## Lines of data
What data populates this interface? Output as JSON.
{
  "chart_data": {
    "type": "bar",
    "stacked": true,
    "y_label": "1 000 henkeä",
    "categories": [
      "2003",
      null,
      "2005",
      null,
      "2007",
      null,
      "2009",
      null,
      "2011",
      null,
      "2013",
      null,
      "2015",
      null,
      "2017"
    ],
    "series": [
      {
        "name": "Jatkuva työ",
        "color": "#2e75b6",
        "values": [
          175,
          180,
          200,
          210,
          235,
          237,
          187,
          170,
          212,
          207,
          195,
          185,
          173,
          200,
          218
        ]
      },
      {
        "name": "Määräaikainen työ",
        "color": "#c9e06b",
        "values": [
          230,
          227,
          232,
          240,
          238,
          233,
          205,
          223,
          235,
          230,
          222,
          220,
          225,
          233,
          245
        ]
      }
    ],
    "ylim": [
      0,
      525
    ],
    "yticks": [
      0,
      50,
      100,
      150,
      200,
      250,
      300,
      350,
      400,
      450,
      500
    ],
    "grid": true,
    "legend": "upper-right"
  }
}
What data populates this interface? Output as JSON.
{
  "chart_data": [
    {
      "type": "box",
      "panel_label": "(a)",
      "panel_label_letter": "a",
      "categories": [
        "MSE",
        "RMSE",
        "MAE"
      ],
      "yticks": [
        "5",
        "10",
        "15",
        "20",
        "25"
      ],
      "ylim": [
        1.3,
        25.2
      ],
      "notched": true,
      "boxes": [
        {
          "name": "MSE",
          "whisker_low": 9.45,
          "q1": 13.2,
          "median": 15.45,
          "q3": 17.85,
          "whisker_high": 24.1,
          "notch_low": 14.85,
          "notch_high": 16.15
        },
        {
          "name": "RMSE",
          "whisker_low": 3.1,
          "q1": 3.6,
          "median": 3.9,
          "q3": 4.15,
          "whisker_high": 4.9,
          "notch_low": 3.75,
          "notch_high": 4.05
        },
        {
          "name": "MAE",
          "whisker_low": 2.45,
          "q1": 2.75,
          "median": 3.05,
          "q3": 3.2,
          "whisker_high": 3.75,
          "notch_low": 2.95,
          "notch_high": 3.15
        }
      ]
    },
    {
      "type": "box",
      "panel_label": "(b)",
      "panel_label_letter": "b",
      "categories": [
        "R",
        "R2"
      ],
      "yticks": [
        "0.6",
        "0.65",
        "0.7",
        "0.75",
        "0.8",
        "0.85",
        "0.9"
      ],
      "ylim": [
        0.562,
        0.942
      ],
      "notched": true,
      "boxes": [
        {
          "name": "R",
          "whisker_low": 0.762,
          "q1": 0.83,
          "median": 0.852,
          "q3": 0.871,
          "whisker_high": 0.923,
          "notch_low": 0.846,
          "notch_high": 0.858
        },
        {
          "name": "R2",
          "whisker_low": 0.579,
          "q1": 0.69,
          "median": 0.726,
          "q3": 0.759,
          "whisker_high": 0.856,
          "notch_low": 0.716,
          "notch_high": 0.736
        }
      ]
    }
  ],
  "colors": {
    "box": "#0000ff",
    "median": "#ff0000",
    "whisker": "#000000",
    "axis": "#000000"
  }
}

## TASK OBJECTIVE
Above are the records; copy all of them exactly.

## ANSWER BELOW
What data populates this interface? Output as JSON.
{
  "chart_data": {
    "type": "bar",
    "stacked": true,
    "y_label": "1 000 henkeä",
    "categories": [
      "2003",
      null,
      "2005",
      null,
      "2007",
      null,
      "2009",
      null,
      "2011",
      null,
      "2013",
      null,
      "2015",
      null,
      "2017"
    ],
    "series": [
      {
        "name": "Jatkuva työ",
        "color": "#2e75b6",
        "values": [
          175,
          180,
          200,
          210,
          235,
          237,
          187,
          170,
          212,
          207,
          195,
          185,
          173,
          200,
          218
        ]
      },
      {
        "name": "Määräaikainen työ",
        "color": "#c9e06b",
        "values": [
          230,
          227,
          232,
          240,
          238,
          233,
          205,
          223,
          235,
          230,
          222,
          220,
          225,
          233,
          245
        ]
      }
    ],
    "ylim": [
      0,
      525
    ],
    "yticks": [
      0,
      50,
      100,
      150,
      200,
      250,
      300,
      350,
      400,
      450,
      500
    ],
    "grid": true,
    "legend": "upper-right"
  }
}
What data populates this interface? Output as JSON.
{
  "chart_data": [
    {
      "type": "box",
      "panel_label": "(a)",
      "panel_label_letter": "a",
      "categories": [
        "MSE",
        "RMSE",
        "MAE"
      ],
      "yticks": [
        "5",
        "10",
        "15",
        "20",
        "25"
      ],
      "ylim": [
        1.3,
        25.2
      ],
      "notched": true,
      "boxes": [
        {
          "name": "MSE",
          "whisker_low": 9.45,
          "q1": 13.2,
          "median": 15.45,
          "q3": 17.85,
          "whisker_high": 24.1,
          "notch_low": 14.85,
          "notch_high": 16.15
        },
        {
          "name": "RMSE",
          "whisker_low": 3.1,
          "q1": 3.6,
          "median": 3.9,
          "q3": 4.15,
          "whisker_high": 4.9,
          "notch_low": 3.75,
          "notch_high": 4.05
        },
        {
          "name": "MAE",
          "whisker_low": 2.45,
          "q1": 2.75,
          "median": 3.05,
          "q3": 3.2,
          "whisker_high": 3.75,
          "notch_low": 2.95,
          "notch_high": 3.15
        }
      ]
    },
    {
      "type": "box",
      "panel_label": "(b)",
      "panel_label_letter": "b",
      "categories": [
        "R",
        "R2"
      ],
      "yticks": [
        "0.6",
        "0.65",
        "0.7",
        "0.75",
        "0.8",
        "0.85",
        "0.9"
      ],
      "ylim": [
        0.562,
        0.942
      ],
      "notched": true,
      "boxes": [
        {
          "name": "R",
          "whisker_low": 0.762,
          "q1": 0.83,
          "median": 0.852,
          "q3": 0.871,
          "whisker_high": 0.923,
          "notch_low": 0.846,
          "notch_high": 0.858
        },
        {
          "name": "R2",
          "whisker_low": 0.579,
          "q1": 0.69,
          "median": 0.726,
          "q3": 0.759,
          "whisker_high": 0.856,
          "notch_low": 0.716,
          "notch_high": 0.736
        }
      ]
    }
  ],
  "colors": {
    "box": "#0000ff",
    "median": "#ff0000",
    "whisker": "#000000",
    "axis": "#000000"
  }
}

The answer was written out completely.